■ Source data
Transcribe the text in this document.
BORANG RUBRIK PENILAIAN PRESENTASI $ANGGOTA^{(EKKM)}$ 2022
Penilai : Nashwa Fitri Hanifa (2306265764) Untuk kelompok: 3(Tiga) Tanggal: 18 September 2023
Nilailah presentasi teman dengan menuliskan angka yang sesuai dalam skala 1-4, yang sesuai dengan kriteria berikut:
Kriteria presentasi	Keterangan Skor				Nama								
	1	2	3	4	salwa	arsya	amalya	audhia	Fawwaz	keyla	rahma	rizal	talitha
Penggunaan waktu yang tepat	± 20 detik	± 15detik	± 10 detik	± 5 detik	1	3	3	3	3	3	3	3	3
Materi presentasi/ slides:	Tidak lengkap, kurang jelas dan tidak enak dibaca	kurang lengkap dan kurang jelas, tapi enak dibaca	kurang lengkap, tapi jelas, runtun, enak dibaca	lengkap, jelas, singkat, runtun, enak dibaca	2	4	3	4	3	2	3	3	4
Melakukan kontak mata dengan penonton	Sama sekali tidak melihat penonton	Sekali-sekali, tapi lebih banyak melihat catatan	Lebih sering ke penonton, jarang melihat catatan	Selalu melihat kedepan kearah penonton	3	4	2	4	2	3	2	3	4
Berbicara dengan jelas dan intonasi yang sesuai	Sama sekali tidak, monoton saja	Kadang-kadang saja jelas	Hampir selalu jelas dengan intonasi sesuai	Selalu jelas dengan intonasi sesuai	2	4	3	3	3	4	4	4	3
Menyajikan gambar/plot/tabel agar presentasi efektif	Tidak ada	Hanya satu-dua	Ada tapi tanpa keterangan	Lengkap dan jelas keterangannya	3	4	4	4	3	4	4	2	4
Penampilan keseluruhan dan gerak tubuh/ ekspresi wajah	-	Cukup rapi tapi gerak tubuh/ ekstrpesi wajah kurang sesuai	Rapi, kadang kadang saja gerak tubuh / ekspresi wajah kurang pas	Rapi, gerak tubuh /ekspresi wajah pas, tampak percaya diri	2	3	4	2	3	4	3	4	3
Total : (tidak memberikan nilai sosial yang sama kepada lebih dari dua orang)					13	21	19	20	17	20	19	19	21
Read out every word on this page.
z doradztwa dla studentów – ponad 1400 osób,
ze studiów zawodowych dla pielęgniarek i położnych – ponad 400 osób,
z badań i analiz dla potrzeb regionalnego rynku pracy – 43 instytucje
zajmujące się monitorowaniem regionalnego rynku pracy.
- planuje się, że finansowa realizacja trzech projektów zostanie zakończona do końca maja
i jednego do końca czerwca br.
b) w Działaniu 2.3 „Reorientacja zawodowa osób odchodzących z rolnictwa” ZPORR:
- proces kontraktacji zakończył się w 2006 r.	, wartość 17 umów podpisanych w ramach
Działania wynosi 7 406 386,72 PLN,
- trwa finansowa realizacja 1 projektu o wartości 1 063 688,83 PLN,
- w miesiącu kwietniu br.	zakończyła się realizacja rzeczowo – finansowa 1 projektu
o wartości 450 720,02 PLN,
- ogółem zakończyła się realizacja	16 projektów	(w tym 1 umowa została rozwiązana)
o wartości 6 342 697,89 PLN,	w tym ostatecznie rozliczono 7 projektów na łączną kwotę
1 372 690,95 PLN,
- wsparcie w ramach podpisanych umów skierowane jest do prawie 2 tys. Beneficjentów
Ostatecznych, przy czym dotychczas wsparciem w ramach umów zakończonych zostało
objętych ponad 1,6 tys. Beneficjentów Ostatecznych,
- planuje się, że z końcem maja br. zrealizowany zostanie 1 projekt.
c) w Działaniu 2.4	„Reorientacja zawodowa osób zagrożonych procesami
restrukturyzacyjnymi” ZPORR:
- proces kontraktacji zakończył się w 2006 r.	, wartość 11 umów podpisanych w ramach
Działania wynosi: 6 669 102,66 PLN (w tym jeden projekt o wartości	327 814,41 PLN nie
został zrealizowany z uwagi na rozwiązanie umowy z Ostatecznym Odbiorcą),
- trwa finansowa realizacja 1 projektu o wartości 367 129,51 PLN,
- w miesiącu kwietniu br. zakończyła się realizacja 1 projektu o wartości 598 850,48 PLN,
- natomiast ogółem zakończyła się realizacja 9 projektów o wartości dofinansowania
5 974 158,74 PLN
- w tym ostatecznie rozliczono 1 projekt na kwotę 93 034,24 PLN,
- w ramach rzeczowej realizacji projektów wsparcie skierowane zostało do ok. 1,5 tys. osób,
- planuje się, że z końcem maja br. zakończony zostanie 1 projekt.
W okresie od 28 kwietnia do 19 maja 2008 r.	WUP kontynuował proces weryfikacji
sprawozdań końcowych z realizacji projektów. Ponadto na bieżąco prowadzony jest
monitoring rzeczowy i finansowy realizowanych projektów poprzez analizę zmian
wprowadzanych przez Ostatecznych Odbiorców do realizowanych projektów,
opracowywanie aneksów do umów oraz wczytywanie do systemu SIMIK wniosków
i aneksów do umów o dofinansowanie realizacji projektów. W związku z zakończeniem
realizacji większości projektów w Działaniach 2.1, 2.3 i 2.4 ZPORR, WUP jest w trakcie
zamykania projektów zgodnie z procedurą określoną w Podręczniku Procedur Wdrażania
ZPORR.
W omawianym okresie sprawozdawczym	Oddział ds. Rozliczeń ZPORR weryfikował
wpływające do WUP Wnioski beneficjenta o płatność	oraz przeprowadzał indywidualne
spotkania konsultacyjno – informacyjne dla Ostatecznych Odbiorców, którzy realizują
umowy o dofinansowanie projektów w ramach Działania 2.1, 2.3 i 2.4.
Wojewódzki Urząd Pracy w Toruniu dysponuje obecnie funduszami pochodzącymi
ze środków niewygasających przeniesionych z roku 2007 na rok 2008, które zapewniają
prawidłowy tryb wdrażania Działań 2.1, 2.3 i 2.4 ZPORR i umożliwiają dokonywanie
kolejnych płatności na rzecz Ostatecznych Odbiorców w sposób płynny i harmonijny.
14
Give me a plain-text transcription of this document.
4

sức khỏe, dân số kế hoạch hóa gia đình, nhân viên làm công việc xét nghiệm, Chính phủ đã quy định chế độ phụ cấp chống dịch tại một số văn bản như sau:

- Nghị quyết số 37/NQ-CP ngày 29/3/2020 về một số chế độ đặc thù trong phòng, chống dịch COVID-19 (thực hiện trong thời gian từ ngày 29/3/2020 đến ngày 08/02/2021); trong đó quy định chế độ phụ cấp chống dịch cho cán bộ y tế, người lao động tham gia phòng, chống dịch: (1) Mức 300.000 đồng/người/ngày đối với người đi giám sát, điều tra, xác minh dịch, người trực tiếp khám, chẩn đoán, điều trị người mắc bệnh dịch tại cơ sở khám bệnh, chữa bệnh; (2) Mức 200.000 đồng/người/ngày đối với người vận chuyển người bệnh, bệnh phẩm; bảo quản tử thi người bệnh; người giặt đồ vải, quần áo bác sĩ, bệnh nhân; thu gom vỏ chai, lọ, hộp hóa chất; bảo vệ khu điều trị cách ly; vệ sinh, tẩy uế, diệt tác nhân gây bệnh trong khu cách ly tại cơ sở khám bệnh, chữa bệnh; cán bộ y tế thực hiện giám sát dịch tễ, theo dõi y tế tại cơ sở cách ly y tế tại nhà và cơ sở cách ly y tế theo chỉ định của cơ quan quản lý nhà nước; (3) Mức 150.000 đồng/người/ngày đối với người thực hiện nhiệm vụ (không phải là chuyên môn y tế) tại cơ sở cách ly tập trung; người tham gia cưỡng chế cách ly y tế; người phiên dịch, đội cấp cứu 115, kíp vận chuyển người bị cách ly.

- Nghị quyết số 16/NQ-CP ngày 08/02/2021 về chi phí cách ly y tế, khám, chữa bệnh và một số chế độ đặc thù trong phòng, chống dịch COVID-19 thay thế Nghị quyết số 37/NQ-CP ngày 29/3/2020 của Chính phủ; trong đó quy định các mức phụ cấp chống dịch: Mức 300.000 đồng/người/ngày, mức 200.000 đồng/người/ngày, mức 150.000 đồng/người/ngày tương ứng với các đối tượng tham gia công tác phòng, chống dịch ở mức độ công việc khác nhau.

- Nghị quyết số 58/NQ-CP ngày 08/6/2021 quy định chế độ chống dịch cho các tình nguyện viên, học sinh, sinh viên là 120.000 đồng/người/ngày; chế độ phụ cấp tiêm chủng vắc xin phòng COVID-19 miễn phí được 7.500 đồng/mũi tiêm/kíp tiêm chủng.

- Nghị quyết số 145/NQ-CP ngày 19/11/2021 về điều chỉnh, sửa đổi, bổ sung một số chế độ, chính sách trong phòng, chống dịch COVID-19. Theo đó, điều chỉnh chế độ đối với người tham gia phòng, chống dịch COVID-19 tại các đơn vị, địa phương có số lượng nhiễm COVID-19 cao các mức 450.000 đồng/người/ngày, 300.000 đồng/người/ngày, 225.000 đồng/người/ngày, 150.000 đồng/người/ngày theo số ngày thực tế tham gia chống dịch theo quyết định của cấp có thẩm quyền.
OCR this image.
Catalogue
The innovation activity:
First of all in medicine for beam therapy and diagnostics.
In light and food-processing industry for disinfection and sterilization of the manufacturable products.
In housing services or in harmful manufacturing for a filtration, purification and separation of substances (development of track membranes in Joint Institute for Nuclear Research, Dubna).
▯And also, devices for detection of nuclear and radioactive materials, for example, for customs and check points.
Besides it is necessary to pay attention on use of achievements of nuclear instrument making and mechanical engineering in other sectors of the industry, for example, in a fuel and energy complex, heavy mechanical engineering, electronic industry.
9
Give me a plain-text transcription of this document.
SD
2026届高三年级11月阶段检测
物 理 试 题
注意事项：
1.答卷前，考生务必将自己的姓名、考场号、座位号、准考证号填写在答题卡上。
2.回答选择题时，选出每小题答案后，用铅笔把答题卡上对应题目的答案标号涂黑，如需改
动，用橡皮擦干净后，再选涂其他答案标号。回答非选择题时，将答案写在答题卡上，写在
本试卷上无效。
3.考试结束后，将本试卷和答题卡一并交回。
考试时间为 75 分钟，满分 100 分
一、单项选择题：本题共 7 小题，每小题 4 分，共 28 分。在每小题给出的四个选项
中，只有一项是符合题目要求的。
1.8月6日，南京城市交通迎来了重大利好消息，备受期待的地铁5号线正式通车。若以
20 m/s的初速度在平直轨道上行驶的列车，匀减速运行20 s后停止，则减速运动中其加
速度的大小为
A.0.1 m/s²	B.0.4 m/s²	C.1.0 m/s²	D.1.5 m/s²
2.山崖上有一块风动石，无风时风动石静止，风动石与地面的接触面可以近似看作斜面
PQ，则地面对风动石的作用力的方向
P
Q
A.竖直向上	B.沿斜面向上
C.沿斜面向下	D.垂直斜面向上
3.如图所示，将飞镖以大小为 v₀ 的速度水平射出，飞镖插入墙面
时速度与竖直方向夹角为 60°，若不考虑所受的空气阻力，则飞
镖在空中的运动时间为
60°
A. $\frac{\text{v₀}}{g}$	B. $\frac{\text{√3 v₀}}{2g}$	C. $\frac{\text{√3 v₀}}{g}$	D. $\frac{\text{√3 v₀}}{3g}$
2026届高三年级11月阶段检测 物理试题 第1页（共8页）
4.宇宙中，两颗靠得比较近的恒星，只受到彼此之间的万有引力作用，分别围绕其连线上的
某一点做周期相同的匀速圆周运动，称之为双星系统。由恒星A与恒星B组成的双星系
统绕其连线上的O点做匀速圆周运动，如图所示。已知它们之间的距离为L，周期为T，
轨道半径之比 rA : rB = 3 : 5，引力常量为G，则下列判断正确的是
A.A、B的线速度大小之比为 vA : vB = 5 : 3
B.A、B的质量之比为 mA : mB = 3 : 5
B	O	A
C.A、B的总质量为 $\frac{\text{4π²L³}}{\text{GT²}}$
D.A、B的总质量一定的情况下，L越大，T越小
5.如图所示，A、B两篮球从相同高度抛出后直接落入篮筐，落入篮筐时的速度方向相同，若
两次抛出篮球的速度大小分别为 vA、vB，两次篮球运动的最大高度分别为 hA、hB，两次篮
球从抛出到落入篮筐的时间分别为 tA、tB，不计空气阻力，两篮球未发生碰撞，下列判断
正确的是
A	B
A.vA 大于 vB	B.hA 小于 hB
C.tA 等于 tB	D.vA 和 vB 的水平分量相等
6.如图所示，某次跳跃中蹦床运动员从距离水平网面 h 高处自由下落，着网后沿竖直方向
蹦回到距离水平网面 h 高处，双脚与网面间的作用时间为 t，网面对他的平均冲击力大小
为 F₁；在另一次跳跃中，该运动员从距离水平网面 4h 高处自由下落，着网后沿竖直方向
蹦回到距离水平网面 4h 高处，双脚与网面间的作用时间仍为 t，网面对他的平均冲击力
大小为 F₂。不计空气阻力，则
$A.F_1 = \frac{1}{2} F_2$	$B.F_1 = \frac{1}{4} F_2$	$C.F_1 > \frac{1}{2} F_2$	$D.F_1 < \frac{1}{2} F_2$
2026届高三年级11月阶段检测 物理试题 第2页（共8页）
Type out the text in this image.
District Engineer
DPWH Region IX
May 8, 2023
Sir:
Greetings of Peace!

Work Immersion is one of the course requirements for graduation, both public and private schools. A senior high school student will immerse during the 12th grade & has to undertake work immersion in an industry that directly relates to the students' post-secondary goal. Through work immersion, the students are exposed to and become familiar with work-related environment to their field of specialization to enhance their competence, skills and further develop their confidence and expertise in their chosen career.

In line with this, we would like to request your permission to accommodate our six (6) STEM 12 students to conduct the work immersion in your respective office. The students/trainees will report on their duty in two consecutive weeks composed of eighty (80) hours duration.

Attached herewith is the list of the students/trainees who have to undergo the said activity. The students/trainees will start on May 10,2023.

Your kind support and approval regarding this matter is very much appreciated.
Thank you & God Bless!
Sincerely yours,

■ Task prompt
Return every line in the listing that contains the word "物理试题".

■ Full output
2026届高三年级11月阶段检测 物理试题 第1页（共8页）
2026届高三年级11月阶段检测 物理试题 第2页（共8页）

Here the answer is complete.